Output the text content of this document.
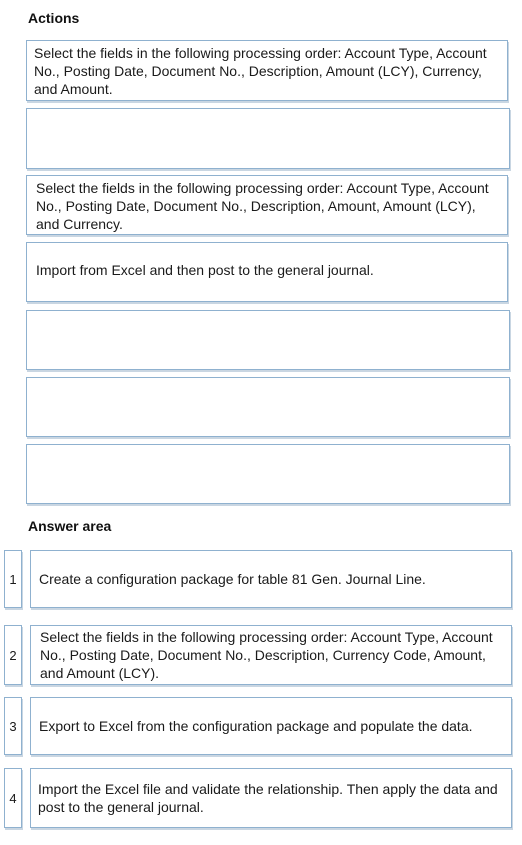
Actions
Select the fields in the following processing order: Account Type, Account No., Posting Date, Document No., Description, Amount (LCY), Currency, and Amount.
Select the fields in the following processing order: Account Type, Account No., Posting Date, Document No., Description, Amount, Amount (LCY), and Currency.
Import from Excel and then post to the general journal.
Answer area
1	Create a configuration package for table 81 Gen. Journal Line.
2
Select the fields in the following processing order: Account Type, Account No., Posting Date, Document No., Description, Currency Code, Amount, and Amount (LCY).
3	Export to Excel from the configuration package and populate the data.
4
Import the Excel file and validate the relationship. Then apply the data and post to the general journal.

WRITTEN EXERCISE
Find and copy every line in the entries above where the string "data" occurs.

EXPECTED ANSWER
3	Export to Excel from the configuration package and populate the data.
Import the Excel file and validate the relationship. Then apply the data and post to the general journal.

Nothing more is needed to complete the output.